EXTRACTED RECORDS:
--
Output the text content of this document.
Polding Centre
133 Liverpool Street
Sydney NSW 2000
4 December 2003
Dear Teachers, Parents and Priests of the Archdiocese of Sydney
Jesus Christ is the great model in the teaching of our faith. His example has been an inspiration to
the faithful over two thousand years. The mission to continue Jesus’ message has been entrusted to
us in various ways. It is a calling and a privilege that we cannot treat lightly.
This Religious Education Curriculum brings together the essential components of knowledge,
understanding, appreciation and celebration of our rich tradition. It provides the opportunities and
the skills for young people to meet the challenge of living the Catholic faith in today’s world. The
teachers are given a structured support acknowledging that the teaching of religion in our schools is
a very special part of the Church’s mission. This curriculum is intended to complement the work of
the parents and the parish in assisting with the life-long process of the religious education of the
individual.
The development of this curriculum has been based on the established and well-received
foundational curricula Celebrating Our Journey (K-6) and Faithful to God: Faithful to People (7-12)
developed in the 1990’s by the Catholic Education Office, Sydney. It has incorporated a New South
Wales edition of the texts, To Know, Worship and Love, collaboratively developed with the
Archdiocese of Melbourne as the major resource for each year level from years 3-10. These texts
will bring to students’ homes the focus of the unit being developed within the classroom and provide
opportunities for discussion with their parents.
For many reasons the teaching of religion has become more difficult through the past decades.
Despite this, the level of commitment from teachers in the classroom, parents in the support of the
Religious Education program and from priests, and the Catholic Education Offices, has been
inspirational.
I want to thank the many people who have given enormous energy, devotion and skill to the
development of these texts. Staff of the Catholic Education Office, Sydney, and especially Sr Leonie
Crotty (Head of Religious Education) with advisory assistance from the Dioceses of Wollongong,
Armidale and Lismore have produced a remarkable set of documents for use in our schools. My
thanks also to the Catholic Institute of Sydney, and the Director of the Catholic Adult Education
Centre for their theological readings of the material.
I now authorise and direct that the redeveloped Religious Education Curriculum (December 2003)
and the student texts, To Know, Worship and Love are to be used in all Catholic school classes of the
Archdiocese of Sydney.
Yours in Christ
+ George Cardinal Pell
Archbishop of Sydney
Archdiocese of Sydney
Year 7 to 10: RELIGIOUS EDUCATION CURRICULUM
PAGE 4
--
WHAT TO PRODUCE: Check each line of the entries for the string "years". Copy the lines that have it.

SOLUTION FOR THIS EXERCISE:
the faithful over two thousand years. The mission to continue Jesus’ message has been entrusted to
Archdiocese of Melbourne as the major resource for each year level from years 3-10. These texts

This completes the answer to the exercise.